Data excerpts:
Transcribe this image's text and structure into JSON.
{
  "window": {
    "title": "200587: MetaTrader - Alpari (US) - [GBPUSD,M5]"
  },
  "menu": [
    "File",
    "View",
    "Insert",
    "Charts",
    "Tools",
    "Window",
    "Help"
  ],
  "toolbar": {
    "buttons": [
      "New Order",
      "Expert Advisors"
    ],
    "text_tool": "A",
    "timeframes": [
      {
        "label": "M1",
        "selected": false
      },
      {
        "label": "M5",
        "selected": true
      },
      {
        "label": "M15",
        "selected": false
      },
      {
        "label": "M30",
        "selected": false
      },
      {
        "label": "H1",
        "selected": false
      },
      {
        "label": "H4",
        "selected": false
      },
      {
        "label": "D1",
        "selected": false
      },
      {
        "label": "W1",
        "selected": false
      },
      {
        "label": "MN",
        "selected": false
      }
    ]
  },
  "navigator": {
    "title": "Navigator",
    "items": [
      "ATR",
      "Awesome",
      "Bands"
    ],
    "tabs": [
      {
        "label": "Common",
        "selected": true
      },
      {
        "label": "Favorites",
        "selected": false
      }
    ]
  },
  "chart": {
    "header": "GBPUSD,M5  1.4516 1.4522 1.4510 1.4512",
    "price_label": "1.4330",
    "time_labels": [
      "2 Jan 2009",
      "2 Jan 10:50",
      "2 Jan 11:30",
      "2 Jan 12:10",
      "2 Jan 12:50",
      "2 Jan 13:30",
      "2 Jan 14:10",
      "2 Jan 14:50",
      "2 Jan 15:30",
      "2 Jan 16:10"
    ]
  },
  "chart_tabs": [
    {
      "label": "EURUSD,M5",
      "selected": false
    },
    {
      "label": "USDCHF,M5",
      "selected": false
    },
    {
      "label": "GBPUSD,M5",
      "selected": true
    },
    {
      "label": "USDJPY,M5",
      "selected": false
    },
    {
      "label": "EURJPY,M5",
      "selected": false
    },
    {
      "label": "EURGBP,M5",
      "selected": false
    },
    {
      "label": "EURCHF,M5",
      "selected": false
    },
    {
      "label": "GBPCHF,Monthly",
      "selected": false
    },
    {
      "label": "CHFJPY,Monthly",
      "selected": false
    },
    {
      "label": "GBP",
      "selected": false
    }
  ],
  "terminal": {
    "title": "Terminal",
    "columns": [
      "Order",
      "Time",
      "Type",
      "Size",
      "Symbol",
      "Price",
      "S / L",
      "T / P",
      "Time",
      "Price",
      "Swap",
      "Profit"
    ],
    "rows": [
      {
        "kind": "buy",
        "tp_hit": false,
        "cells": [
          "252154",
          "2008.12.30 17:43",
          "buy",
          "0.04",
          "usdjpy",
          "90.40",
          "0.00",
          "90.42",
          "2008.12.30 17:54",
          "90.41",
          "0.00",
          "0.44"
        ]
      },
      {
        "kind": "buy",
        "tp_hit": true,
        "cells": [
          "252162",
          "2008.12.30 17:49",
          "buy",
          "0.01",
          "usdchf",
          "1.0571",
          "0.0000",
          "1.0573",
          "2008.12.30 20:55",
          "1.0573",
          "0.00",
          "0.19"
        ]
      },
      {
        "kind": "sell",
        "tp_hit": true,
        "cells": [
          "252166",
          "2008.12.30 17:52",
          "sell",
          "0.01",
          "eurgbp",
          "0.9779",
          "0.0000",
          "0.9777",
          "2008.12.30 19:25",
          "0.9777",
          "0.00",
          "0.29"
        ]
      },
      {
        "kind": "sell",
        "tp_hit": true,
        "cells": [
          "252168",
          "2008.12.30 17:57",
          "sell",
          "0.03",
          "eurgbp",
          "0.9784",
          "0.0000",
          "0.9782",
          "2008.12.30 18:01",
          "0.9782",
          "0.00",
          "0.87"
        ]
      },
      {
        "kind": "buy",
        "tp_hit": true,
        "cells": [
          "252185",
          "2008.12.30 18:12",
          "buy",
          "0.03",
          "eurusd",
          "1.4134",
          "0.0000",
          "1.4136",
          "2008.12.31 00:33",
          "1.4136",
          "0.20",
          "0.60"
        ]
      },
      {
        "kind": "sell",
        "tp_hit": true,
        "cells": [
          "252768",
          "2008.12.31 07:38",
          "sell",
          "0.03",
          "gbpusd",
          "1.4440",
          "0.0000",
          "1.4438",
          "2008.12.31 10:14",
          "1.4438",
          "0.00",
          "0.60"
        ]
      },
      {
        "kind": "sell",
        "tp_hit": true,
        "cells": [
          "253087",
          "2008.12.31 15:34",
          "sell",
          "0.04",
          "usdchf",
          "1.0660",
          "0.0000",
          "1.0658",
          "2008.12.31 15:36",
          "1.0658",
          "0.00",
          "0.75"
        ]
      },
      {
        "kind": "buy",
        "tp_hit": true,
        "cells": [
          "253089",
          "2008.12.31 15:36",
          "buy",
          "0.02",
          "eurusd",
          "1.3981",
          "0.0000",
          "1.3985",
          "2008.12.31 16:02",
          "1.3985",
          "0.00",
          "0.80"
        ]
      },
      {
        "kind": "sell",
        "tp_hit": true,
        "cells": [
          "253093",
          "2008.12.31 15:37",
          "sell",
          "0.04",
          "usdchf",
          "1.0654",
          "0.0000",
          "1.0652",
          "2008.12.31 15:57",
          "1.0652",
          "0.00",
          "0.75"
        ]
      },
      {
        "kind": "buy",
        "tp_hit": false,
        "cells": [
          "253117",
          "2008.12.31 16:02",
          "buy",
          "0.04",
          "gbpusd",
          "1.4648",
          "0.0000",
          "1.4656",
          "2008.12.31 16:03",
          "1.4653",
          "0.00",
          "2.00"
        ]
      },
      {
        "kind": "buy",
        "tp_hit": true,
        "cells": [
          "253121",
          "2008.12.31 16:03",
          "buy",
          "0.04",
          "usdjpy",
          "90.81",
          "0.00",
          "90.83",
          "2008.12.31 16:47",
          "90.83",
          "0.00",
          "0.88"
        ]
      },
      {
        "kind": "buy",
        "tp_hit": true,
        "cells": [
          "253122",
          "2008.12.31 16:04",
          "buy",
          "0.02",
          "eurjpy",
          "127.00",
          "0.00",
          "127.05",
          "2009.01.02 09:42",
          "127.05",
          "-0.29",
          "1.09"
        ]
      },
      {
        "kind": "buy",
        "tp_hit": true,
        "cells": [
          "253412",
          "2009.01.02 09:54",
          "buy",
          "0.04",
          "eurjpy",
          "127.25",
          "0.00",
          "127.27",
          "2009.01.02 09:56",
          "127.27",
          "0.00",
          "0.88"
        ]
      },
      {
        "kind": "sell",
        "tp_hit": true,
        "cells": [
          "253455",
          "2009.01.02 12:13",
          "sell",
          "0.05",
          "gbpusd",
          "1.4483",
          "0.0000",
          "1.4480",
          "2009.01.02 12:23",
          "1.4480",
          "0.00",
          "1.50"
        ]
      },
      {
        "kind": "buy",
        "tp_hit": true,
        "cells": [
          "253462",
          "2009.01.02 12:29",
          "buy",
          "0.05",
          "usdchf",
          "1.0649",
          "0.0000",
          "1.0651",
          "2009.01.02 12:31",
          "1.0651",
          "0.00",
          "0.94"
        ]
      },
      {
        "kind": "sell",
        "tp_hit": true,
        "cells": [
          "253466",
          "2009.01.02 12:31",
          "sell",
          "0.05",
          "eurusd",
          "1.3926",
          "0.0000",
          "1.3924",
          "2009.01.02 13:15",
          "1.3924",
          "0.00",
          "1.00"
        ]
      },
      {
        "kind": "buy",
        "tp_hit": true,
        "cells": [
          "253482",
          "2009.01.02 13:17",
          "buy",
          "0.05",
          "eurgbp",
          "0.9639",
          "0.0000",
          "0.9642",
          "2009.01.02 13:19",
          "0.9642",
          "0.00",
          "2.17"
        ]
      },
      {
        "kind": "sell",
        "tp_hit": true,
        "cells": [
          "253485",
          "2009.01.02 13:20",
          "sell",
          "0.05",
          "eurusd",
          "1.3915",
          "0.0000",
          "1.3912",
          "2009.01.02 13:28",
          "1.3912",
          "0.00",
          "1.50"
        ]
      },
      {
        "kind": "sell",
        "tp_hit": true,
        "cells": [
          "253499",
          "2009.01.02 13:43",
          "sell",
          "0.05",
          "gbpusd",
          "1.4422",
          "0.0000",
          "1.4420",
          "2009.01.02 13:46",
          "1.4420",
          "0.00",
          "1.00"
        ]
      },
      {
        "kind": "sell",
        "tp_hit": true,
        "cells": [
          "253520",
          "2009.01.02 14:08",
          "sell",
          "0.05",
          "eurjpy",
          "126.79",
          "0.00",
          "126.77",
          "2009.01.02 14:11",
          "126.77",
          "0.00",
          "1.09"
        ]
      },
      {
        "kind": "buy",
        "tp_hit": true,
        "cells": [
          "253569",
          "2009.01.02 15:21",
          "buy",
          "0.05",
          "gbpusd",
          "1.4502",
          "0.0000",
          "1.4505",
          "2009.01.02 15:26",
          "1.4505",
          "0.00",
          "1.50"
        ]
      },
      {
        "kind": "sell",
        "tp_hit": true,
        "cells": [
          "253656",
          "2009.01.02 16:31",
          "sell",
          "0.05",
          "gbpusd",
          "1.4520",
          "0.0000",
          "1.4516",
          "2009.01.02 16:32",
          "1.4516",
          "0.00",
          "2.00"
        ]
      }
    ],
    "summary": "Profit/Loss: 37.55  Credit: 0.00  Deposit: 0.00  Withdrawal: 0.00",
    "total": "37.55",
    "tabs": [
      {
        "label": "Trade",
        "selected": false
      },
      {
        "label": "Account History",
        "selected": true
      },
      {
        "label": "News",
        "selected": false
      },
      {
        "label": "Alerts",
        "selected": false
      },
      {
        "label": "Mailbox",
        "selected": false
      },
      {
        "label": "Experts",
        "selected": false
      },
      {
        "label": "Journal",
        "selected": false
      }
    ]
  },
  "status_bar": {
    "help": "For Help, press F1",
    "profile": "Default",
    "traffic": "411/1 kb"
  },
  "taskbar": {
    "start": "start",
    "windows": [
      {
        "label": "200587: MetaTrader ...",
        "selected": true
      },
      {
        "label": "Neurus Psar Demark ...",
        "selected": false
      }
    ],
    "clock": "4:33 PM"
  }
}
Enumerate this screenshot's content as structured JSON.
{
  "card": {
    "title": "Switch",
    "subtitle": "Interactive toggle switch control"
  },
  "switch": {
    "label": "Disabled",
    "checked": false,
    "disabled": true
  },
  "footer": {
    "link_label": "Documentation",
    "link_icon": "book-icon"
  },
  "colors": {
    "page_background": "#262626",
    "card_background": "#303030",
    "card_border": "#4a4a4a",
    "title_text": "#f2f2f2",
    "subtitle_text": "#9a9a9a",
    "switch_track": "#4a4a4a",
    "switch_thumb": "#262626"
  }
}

* Work to be completed *
Every line of the records that includes the word "this" should be gathered.

* Response below *
Transcribe this image's text and structure into JSON.
Enumerate this screenshot's content as structured JSON.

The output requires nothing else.